··· Records

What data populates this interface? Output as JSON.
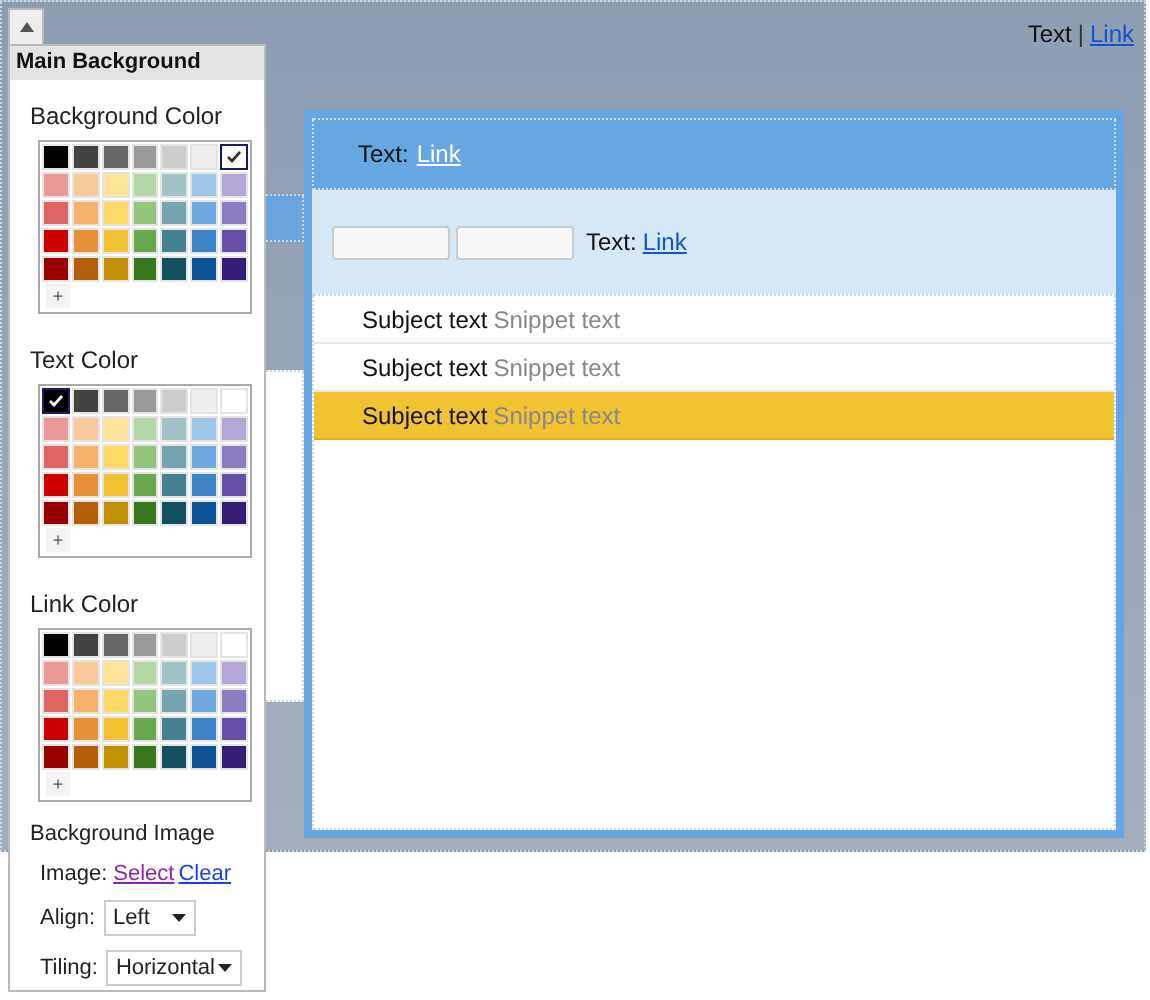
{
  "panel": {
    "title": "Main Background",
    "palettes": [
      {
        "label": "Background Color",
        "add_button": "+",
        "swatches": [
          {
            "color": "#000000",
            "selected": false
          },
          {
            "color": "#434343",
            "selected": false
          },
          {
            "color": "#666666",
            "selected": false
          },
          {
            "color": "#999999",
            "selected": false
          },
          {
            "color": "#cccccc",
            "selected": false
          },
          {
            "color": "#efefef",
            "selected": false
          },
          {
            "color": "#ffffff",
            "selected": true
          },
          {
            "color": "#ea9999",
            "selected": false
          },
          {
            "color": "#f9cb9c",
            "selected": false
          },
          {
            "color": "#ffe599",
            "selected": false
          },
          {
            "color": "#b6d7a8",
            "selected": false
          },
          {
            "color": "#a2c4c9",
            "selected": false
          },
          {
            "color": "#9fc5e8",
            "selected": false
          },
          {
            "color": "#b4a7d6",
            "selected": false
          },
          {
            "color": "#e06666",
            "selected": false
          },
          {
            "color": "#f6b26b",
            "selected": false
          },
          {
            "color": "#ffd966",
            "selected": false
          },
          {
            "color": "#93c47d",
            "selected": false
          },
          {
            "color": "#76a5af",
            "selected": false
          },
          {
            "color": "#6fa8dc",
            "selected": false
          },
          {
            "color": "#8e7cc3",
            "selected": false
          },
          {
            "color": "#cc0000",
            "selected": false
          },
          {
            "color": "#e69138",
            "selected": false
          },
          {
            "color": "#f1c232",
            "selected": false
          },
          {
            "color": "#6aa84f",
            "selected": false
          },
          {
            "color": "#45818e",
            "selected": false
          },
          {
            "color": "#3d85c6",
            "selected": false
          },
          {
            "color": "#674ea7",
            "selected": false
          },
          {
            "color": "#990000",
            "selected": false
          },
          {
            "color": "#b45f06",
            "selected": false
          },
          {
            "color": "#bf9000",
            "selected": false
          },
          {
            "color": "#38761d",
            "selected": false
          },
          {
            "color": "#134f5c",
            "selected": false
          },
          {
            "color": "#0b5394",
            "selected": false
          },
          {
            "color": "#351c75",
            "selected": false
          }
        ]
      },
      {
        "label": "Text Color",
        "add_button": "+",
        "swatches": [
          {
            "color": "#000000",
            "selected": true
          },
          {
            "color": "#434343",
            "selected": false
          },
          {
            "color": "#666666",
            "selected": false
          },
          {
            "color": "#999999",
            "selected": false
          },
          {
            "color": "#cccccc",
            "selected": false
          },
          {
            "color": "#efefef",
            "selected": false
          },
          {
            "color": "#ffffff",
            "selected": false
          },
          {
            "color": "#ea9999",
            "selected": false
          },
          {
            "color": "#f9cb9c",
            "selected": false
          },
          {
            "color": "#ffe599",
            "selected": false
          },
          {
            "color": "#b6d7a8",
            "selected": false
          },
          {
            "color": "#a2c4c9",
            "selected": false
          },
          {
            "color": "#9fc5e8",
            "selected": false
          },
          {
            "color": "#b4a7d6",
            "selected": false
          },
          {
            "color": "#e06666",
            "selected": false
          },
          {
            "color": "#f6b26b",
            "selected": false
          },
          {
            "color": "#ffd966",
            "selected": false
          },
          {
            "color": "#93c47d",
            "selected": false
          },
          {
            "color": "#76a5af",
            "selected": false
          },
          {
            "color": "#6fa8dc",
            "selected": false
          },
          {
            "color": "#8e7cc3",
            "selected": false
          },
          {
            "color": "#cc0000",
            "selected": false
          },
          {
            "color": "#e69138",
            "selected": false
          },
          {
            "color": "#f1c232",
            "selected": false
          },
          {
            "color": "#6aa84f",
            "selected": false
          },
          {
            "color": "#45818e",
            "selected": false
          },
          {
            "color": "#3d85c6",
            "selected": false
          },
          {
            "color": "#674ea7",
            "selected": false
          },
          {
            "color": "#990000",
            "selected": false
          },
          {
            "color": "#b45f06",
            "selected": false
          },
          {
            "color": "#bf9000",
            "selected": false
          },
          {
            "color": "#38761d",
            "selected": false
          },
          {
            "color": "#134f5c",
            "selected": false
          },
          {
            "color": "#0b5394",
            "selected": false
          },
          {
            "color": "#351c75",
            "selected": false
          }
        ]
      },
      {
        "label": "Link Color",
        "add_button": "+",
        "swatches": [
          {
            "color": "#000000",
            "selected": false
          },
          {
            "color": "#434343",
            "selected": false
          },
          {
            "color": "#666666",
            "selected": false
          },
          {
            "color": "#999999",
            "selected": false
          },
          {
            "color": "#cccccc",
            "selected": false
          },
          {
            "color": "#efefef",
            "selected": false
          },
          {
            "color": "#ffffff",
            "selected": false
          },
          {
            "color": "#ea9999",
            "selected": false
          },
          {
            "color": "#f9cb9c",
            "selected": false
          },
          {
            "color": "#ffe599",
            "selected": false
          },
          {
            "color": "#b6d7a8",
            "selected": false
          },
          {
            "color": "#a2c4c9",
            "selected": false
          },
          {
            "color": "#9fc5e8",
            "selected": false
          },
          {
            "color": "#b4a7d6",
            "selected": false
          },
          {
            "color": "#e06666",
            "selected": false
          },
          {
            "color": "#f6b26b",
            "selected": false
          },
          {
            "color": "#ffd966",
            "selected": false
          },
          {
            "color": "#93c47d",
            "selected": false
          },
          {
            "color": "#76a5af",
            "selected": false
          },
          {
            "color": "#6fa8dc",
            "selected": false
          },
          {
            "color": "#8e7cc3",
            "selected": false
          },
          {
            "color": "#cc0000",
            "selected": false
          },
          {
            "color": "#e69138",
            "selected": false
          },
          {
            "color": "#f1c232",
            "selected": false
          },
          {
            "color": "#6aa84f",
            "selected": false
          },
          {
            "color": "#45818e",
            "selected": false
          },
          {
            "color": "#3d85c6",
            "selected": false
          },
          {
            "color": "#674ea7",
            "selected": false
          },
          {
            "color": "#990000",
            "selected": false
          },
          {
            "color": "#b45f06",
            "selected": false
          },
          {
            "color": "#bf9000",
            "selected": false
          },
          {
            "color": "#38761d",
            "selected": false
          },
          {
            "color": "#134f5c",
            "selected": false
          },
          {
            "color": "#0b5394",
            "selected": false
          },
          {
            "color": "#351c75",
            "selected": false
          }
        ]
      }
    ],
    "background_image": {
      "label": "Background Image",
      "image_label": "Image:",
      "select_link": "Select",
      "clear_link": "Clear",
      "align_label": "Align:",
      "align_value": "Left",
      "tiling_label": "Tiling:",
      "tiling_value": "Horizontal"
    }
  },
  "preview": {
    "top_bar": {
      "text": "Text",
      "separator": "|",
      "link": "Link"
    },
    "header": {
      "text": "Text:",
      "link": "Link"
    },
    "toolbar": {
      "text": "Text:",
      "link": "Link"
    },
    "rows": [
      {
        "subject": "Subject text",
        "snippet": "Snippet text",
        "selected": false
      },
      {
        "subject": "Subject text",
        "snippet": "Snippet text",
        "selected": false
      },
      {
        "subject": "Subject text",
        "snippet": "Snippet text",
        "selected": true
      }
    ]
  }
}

······
··· Records

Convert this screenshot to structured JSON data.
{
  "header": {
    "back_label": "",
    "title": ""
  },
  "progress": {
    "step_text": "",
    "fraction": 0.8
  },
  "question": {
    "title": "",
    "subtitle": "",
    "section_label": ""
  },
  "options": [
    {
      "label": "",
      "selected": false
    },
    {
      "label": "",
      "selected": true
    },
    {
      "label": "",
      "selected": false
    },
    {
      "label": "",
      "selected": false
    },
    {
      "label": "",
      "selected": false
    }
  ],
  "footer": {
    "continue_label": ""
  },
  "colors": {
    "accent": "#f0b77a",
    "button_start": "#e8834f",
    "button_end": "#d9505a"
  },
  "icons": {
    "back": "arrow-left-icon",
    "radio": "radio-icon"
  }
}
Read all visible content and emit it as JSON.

······

**Task to carry out**. Copy out exactly the lines from the one with "Convert this screenshot" through the one with "Read all visible content and emit it as JSON.", counting both ends, and no other lines.

**Answer to this task**.
Convert this screenshot to structured JSON data.
{
  "header": {
    "back_label": "",
    "title": ""
  },
  "progress": {
    "step_text": "",
    "fraction": 0.8
  },
  "question": {
    "title": "",
    "subtitle": "",
    "section_label": ""
  },
  "options": [
    {
      "label": "",
      "selected": false
    },
    {
      "label": "",
      "selected": true
    },
    {
      "label": "",
      "selected": false
    },
    {
      "label": "",
      "selected": false
    },
    {
      "label": "",
      "selected": false
    }
  ],
  "footer": {
    "continue_label": ""
  },
  "colors": {
    "accent": "#f0b77a",
    "button_start": "#e8834f",
    "button_end": "#d9505a"
  },
  "icons": {
    "back": "arrow-left-icon",
    "radio": "radio-icon"
  }
}
Read all visible content and emit it as JSON.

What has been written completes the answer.